[Stored data]
- - - - - - -
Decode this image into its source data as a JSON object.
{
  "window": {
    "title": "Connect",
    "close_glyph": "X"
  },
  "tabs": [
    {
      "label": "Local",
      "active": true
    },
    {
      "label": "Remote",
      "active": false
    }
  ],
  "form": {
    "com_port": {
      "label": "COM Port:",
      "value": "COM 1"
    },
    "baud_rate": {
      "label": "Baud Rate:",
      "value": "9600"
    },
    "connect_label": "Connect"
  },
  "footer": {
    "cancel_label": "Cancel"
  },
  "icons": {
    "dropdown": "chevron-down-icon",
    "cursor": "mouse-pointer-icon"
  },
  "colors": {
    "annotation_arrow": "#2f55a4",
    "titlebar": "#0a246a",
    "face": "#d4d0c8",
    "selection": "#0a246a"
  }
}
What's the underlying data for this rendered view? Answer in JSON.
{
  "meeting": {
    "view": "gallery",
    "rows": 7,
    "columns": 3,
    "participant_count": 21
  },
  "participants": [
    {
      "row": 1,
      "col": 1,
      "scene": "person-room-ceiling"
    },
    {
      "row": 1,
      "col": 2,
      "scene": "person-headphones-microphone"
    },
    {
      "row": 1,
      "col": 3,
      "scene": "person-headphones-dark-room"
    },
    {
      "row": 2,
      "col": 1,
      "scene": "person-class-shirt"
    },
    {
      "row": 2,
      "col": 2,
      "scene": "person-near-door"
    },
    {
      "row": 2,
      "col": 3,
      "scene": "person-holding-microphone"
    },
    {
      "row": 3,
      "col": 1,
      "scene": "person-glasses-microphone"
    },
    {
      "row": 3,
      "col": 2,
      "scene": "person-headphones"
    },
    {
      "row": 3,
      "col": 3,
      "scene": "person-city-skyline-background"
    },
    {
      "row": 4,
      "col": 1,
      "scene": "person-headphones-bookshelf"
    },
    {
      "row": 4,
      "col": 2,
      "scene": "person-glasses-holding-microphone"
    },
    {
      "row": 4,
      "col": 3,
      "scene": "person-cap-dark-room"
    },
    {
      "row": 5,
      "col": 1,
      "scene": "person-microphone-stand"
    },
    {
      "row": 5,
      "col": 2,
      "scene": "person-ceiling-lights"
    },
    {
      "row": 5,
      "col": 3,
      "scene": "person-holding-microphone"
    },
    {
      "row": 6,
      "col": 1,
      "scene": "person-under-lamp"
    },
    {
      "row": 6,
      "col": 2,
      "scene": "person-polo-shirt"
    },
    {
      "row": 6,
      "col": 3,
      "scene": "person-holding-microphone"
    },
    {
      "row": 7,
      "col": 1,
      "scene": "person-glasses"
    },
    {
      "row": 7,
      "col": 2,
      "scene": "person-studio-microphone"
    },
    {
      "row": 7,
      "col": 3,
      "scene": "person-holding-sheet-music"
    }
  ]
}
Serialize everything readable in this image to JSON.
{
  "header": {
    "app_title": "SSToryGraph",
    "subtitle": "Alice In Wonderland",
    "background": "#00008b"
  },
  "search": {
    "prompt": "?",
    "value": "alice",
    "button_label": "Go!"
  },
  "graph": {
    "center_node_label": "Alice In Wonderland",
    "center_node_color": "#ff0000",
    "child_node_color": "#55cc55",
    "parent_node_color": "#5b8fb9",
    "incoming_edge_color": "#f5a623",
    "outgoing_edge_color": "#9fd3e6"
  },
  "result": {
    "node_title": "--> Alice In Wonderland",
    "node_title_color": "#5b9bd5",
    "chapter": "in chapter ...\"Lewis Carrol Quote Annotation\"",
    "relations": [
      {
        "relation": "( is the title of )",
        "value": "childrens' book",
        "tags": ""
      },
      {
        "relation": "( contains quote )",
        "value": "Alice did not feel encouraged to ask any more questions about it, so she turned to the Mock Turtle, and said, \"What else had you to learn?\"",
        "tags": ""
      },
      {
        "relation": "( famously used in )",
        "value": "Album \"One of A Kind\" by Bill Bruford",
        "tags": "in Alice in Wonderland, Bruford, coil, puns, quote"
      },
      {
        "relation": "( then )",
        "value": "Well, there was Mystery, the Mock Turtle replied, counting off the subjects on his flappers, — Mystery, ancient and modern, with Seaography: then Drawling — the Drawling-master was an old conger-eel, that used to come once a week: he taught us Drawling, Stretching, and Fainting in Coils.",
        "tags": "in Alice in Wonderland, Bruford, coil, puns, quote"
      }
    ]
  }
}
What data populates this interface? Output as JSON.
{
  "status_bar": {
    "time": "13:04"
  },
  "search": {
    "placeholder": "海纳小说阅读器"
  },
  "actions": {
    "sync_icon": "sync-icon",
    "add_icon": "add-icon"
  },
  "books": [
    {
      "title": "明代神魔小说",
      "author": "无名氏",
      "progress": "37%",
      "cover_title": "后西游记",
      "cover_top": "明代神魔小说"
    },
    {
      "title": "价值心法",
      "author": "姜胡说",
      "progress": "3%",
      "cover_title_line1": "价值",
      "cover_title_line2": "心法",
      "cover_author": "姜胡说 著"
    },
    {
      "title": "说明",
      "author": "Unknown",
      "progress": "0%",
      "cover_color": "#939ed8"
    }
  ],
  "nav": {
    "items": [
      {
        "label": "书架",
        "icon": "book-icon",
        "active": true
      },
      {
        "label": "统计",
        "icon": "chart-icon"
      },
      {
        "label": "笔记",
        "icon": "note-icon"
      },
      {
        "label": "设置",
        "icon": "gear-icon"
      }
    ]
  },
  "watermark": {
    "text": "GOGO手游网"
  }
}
- - - - - - -
State how many lines of the records above contain the word "What", giving only that number.

3